Rewrite the stretch from the line containing "- menu-view[interactable]: View: [274, 937, 308, 969]" through the line containing "- menu-view[interactable]: View: [1829, 84, 1863, 116]", swapping "Default Camera" for "Main Camera" and leaving everything else unchanged.
* begin *
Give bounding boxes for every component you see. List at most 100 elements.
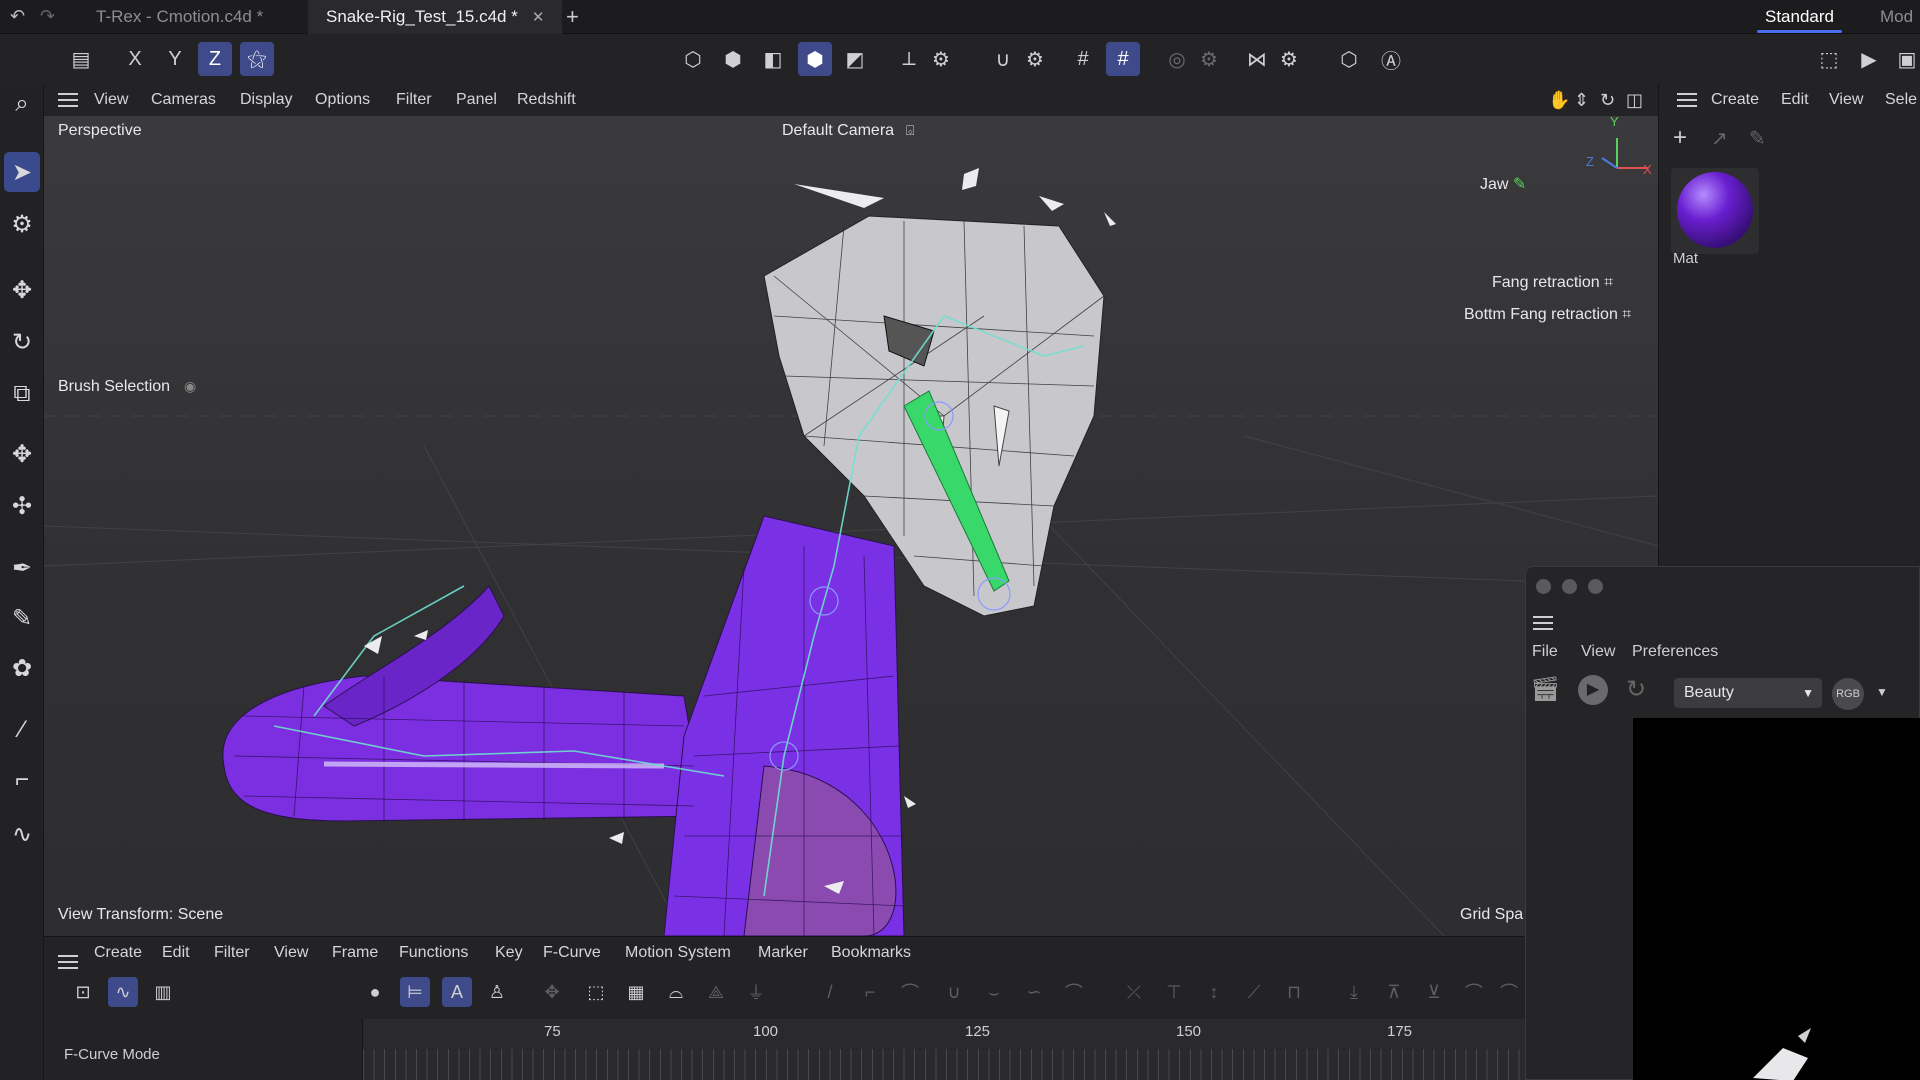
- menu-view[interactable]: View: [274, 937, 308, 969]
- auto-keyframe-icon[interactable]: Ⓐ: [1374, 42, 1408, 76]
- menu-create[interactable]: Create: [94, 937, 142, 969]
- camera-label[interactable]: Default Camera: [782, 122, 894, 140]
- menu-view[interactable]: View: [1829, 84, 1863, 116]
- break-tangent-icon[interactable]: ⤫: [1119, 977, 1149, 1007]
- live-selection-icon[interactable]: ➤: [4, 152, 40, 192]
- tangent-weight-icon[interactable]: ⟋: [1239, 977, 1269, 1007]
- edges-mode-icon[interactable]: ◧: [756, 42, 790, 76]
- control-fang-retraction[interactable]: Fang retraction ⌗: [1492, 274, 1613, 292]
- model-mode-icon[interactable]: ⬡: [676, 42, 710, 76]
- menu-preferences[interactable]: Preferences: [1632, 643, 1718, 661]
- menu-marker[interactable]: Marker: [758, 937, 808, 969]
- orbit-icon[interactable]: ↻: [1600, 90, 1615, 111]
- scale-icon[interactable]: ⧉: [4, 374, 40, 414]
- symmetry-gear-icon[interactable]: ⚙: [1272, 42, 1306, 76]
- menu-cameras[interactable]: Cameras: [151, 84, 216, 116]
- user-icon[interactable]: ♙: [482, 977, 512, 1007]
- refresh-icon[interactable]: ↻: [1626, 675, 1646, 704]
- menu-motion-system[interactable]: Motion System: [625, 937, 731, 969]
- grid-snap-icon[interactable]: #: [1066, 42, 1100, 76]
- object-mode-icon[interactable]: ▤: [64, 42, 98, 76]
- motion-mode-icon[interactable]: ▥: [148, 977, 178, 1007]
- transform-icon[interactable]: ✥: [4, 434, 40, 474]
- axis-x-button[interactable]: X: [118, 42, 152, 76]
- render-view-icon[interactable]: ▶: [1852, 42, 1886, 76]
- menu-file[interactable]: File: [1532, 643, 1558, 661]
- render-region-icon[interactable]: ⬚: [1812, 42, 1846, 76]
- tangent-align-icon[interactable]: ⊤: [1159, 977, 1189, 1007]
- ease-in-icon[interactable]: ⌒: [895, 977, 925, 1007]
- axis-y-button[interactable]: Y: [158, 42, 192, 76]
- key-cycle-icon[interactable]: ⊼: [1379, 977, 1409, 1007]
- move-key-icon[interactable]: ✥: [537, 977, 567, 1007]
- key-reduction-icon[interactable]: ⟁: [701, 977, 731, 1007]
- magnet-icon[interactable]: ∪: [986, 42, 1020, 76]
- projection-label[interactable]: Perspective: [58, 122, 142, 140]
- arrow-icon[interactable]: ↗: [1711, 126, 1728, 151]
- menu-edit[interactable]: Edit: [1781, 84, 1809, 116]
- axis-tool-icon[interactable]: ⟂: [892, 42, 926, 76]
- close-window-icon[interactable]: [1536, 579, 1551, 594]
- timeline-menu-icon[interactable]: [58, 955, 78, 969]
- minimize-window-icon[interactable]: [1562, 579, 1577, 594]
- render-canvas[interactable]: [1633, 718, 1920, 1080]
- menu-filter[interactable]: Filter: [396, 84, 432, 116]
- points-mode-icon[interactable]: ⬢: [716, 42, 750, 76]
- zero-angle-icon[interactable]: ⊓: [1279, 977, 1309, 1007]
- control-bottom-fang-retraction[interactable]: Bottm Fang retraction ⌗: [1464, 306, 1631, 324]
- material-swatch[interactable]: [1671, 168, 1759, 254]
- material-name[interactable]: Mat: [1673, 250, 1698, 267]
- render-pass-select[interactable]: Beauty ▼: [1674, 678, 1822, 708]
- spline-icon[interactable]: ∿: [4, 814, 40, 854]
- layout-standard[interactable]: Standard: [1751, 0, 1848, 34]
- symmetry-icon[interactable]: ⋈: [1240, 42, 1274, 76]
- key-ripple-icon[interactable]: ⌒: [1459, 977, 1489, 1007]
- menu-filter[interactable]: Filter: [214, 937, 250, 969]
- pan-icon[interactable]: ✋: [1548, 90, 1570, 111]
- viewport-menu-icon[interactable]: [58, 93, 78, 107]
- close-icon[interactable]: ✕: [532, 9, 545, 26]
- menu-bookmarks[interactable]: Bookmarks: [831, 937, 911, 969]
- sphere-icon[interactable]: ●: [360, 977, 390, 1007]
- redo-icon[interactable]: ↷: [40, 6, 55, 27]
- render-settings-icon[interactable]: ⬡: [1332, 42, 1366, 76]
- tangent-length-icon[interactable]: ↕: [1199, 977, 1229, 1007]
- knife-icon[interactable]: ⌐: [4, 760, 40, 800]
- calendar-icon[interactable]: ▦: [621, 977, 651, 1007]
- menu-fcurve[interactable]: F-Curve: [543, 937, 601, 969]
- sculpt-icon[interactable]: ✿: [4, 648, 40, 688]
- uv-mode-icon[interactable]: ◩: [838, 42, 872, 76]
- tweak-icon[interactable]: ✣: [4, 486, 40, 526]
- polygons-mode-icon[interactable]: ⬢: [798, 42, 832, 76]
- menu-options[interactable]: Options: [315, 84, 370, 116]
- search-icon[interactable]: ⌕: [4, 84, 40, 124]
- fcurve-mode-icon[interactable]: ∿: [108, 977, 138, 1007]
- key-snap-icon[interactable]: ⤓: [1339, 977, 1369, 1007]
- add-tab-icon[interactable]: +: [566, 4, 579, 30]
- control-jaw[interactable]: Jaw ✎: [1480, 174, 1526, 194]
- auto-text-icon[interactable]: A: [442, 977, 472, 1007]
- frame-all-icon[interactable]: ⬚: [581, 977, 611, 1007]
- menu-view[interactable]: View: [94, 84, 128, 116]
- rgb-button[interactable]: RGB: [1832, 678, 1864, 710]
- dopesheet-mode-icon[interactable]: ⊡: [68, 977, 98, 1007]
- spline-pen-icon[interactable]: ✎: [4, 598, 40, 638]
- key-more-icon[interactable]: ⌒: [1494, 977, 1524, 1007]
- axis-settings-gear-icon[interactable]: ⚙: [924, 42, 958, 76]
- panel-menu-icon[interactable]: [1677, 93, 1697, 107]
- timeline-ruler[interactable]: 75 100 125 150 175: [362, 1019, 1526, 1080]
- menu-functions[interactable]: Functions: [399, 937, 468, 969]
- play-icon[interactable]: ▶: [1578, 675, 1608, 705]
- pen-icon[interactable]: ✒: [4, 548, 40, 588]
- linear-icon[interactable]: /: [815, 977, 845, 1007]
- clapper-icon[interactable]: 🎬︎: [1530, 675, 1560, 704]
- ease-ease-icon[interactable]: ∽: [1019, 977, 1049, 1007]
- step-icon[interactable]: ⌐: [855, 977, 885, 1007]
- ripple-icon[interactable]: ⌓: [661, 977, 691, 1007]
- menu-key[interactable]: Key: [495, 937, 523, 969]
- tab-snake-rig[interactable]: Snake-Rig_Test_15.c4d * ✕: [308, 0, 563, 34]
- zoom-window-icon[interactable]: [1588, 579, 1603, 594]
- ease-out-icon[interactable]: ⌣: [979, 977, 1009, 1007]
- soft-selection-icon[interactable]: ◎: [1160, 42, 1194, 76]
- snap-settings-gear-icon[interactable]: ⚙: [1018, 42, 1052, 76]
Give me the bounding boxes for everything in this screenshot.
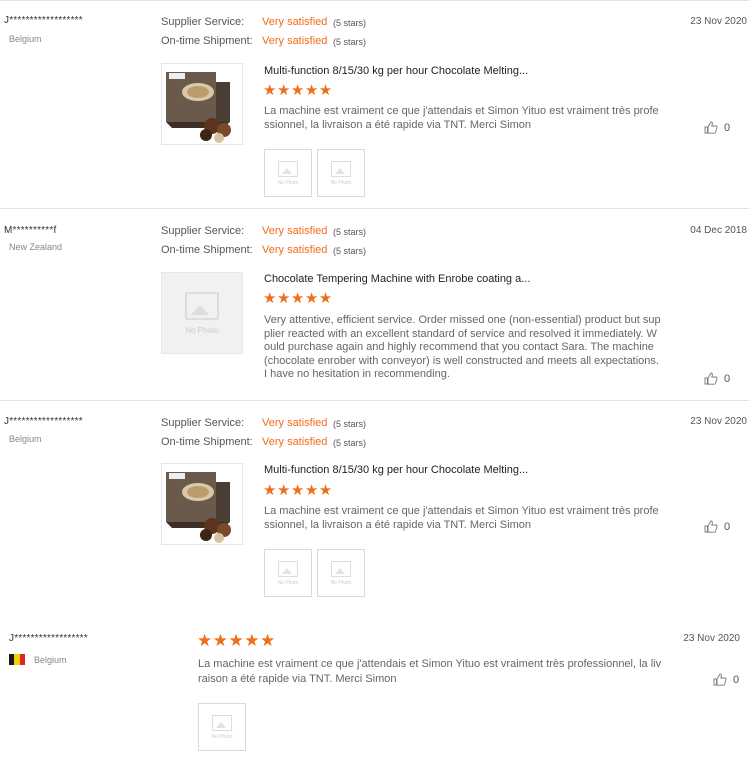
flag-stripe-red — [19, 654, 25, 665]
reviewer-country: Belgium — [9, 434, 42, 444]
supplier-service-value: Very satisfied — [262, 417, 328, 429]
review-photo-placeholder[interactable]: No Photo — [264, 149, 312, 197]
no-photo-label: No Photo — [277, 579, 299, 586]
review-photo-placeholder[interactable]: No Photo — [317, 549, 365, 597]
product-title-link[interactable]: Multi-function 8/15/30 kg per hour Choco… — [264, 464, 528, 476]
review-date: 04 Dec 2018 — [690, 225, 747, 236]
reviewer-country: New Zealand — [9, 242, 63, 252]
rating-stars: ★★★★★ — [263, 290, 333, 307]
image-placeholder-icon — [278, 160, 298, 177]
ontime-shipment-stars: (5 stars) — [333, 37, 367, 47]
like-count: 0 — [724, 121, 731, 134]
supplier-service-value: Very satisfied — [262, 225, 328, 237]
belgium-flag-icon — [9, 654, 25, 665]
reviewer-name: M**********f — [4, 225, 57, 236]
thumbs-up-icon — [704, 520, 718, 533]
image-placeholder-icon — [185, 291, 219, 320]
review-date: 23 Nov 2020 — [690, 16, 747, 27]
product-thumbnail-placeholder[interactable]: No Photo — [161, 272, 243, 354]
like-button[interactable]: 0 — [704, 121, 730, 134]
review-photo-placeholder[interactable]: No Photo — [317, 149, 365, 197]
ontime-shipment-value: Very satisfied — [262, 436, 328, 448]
* end *
→ **Output of the exercise**:
- menu-view[interactable]: View: [274, 937, 308, 969]
- auto-keyframe-icon[interactable]: Ⓐ: [1374, 42, 1408, 76]
- menu-create[interactable]: Create: [94, 937, 142, 969]
- camera-label[interactable]: Main Camera: [782, 122, 894, 140]
- menu-view[interactable]: View: [1829, 84, 1863, 116]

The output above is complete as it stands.